Copy every entry precisely.

(Figure collection entries)
** START **

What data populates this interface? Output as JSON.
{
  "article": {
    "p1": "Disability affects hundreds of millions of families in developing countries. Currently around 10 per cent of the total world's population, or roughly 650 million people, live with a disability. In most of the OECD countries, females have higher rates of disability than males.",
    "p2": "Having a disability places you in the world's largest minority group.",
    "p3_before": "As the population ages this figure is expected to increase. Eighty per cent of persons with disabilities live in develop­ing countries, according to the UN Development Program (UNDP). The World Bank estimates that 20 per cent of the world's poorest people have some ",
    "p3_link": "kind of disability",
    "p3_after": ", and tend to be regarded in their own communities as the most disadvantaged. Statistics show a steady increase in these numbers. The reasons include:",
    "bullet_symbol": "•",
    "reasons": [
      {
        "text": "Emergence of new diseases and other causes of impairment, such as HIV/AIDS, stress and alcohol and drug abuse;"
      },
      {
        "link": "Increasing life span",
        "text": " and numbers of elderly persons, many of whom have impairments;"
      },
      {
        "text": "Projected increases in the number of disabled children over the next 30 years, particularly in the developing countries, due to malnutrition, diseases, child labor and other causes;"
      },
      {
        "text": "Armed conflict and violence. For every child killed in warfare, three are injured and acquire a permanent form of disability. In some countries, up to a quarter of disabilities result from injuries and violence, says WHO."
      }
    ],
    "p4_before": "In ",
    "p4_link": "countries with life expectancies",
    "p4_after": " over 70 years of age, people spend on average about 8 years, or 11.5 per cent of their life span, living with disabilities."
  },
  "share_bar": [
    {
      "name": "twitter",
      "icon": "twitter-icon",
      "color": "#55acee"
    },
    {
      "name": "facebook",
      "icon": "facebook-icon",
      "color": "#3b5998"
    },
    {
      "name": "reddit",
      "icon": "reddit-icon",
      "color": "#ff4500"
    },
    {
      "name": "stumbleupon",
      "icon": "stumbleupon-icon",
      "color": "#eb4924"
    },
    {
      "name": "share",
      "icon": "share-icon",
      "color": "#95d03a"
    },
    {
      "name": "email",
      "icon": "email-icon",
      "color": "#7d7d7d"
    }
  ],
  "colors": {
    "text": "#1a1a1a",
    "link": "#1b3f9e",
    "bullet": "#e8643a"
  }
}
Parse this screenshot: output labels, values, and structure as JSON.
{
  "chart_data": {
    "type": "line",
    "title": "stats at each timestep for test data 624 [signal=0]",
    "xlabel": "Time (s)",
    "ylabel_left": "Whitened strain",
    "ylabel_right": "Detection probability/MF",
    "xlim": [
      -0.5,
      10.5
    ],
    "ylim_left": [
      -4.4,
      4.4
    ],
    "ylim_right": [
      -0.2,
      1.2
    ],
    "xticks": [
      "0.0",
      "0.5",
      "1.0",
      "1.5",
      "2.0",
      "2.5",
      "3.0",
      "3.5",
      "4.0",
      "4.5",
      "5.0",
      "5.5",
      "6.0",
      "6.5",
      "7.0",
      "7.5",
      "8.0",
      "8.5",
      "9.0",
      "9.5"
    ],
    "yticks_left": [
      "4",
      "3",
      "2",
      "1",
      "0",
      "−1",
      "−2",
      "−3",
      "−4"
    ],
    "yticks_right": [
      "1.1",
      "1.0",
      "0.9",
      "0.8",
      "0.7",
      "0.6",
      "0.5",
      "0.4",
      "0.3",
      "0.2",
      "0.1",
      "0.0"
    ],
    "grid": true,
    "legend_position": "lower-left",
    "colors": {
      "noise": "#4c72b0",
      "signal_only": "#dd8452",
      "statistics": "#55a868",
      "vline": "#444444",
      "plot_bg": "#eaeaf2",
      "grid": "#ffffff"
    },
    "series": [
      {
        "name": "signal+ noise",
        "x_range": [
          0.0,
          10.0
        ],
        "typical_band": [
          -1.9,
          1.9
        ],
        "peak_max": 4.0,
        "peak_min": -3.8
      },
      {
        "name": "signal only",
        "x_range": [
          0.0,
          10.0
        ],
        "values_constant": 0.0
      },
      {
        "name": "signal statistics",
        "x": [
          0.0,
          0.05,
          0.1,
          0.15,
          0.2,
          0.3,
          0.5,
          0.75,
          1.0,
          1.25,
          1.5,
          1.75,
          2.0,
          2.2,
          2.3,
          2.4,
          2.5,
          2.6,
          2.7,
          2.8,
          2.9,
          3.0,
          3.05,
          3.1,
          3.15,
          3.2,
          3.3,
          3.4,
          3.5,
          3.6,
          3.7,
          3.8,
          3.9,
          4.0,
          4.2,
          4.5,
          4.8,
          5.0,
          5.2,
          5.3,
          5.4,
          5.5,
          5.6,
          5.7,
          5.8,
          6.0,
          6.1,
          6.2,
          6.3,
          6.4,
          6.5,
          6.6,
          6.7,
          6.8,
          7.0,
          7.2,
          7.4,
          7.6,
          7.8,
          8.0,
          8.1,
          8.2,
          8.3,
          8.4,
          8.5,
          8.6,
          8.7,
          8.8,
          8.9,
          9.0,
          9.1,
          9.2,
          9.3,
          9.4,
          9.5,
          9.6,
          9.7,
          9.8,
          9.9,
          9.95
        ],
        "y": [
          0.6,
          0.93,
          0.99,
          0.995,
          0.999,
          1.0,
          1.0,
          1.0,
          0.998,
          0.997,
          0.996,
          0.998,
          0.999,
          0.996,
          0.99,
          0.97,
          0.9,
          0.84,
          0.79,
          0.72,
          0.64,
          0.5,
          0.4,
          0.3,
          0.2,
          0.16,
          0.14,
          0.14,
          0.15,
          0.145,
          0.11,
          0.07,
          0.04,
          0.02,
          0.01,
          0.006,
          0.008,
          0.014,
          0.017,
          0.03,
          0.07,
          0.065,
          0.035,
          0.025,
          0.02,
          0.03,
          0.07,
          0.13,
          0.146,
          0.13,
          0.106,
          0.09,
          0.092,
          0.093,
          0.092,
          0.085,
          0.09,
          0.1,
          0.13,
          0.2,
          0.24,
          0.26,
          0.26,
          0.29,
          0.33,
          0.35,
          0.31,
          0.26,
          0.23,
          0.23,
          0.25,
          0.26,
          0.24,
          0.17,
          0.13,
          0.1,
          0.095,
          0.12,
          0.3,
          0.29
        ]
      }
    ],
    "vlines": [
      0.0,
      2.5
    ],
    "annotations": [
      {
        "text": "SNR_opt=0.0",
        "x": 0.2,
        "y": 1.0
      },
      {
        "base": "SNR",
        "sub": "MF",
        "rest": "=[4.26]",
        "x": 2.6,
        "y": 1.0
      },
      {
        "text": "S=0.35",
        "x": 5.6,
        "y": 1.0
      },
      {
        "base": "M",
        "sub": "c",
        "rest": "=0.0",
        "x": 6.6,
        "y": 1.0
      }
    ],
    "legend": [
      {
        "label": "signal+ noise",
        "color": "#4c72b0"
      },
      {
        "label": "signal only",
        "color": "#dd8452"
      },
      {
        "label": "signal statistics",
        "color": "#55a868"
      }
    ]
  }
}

** END **

Worked answer ::
What data populates this interface? Output as JSON.
{
  "article": {
    "p1": "Disability affects hundreds of millions of families in developing countries. Currently around 10 per cent of the total world's population, or roughly 650 million people, live with a disability. In most of the OECD countries, females have higher rates of disability than males.",
    "p2": "Having a disability places you in the world's largest minority group.",
    "p3_before": "As the population ages this figure is expected to increase. Eighty per cent of persons with disabilities live in develop­ing countries, according to the UN Development Program (UNDP). The World Bank estimates that 20 per cent of the world's poorest people have some ",
    "p3_link": "kind of disability",
    "p3_after": ", and tend to be regarded in their own communities as the most disadvantaged. Statistics show a steady increase in these numbers. The reasons include:",
    "bullet_symbol": "•",
    "reasons": [
      {
        "text": "Emergence of new diseases and other causes of impairment, such as HIV/AIDS, stress and alcohol and drug abuse;"
      },
      {
        "link": "Increasing life span",
        "text": " and numbers of elderly persons, many of whom have impairments;"
      },
      {
        "text": "Projected increases in the number of disabled children over the next 30 years, particularly in the developing countries, due to malnutrition, diseases, child labor and other causes;"
      },
      {
        "text": "Armed conflict and violence. For every child killed in warfare, three are injured and acquire a permanent form of disability. In some countries, up to a quarter of disabilities result from injuries and violence, says WHO."
      }
    ],
    "p4_before": "In ",
    "p4_link": "countries with life expectancies",
    "p4_after": " over 70 years of age, people spend on average about 8 years, or 11.5 per cent of their life span, living with disabilities."
  },
  "share_bar": [
    {
      "name": "twitter",
      "icon": "twitter-icon",
      "color": "#55acee"
    },
    {
      "name": "facebook",
      "icon": "facebook-icon",
      "color": "#3b5998"
    },
    {
      "name": "reddit",
      "icon": "reddit-icon",
      "color": "#ff4500"
    },
    {
      "name": "stumbleupon",
      "icon": "stumbleupon-icon",
      "color": "#eb4924"
    },
    {
      "name": "share",
      "icon": "share-icon",
      "color": "#95d03a"
    },
    {
      "name": "email",
      "icon": "email-icon",
      "color": "#7d7d7d"
    }
  ],
  "colors": {
    "text": "#1a1a1a",
    "link": "#1b3f9e",
    "bullet": "#e8643a"
  }
}
Parse this screenshot: output labels, values, and structure as JSON.
{
  "chart_data": {
    "type": "line",
    "title": "stats at each timestep for test data 624 [signal=0]",
    "xlabel": "Time (s)",
    "ylabel_left": "Whitened strain",
    "ylabel_right": "Detection probability/MF",
    "xlim": [
      -0.5,
      10.5
    ],
    "ylim_left": [
      -4.4,
      4.4
    ],
    "ylim_right": [
      -0.2,
      1.2
    ],
    "xticks": [
      "0.0",
      "0.5",
      "1.0",
      "1.5",
      "2.0",
      "2.5",
      "3.0",
      "3.5",
      "4.0",
      "4.5",
      "5.0",
      "5.5",
      "6.0",
      "6.5",
      "7.0",
      "7.5",
      "8.0",
      "8.5",
      "9.0",
      "9.5"
    ],
    "yticks_left": [
      "4",
      "3",
      "2",
      "1",
      "0",
      "−1",
      "−2",
      "−3",
      "−4"
    ],
    "yticks_right": [
      "1.1",
      "1.0",
      "0.9",
      "0.8",
      "0.7",
      "0.6",
      "0.5",
      "0.4",
      "0.3",
      "0.2",
      "0.1",
      "0.0"
    ],
    "grid": true,
    "legend_position": "lower-left",
    "colors": {
      "noise": "#4c72b0",
      "signal_only": "#dd8452",
      "statistics": "#55a868",
      "vline": "#444444",
      "plot_bg": "#eaeaf2",
      "grid": "#ffffff"
    },
    "series": [
      {
        "name": "signal+ noise",
        "x_range": [
          0.0,
          10.0
        ],
        "typical_band": [
          -1.9,
          1.9
        ],
        "peak_max": 4.0,
        "peak_min": -3.8
      },
      {
        "name": "signal only",
        "x_range": [
          0.0,
          10.0
        ],
        "values_constant": 0.0
      },
      {
        "name": "signal statistics",
        "x": [
          0.0,
          0.05,
          0.1,
          0.15,
          0.2,
          0.3,
          0.5,
          0.75,
          1.0,
          1.25,
          1.5,
          1.75,
          2.0,
          2.2,
          2.3,
          2.4,
          2.5,
          2.6,
          2.7,
          2.8,
          2.9,
          3.0,
          3.05,
          3.1,
          3.15,
          3.2,
          3.3,
          3.4,
          3.5,
          3.6,
          3.7,
          3.8,
          3.9,
          4.0,
          4.2,
          4.5,
          4.8,
          5.0,
          5.2,
          5.3,
          5.4,
          5.5,
          5.6,
          5.7,
          5.8,
          6.0,
          6.1,
          6.2,
          6.3,
          6.4,
          6.5,
          6.6,
          6.7,
          6.8,
          7.0,
          7.2,
          7.4,
          7.6,
          7.8,
          8.0,
          8.1,
          8.2,
          8.3,
          8.4,
          8.5,
          8.6,
          8.7,
          8.8,
          8.9,
          9.0,
          9.1,
          9.2,
          9.3,
          9.4,
          9.5,
          9.6,
          9.7,
          9.8,
          9.9,
          9.95
        ],
        "y": [
          0.6,
          0.93,
          0.99,
          0.995,
          0.999,
          1.0,
          1.0,
          1.0,
          0.998,
          0.997,
          0.996,
          0.998,
          0.999,
          0.996,
          0.99,
          0.97,
          0.9,
          0.84,
          0.79,
          0.72,
          0.64,
          0.5,
          0.4,
          0.3,
          0.2,
          0.16,
          0.14,
          0.14,
          0.15,
          0.145,
          0.11,
          0.07,
          0.04,
          0.02,
          0.01,
          0.006,
          0.008,
          0.014,
          0.017,
          0.03,
          0.07,
          0.065,
          0.035,
          0.025,
          0.02,
          0.03,
          0.07,
          0.13,
          0.146,
          0.13,
          0.106,
          0.09,
          0.092,
          0.093,
          0.092,
          0.085,
          0.09,
          0.1,
          0.13,
          0.2,
          0.24,
          0.26,
          0.26,
          0.29,
          0.33,
          0.35,
          0.31,
          0.26,
          0.23,
          0.23,
          0.25,
          0.26,
          0.24,
          0.17,
          0.13,
          0.1,
          0.095,
          0.12,
          0.3,
          0.29
        ]
      }
    ],
    "vlines": [
      0.0,
      2.5
    ],
    "annotations": [
      {
        "text": "SNR_opt=0.0",
        "x": 0.2,
        "y": 1.0
      },
      {
        "base": "SNR",
        "sub": "MF",
        "rest": "=[4.26]",
        "x": 2.6,
        "y": 1.0
      },
      {
        "text": "S=0.35",
        "x": 5.6,
        "y": 1.0
      },
      {
        "base": "M",
        "sub": "c",
        "rest": "=0.0",
        "x": 6.6,
        "y": 1.0
      }
    ],
    "legend": [
      {
        "label": "signal+ noise",
        "color": "#4c72b0"
      },
      {
        "label": "signal only",
        "color": "#dd8452"
      },
      {
        "label": "signal statistics",
        "color": "#55a868"
      }
    ]
  }
}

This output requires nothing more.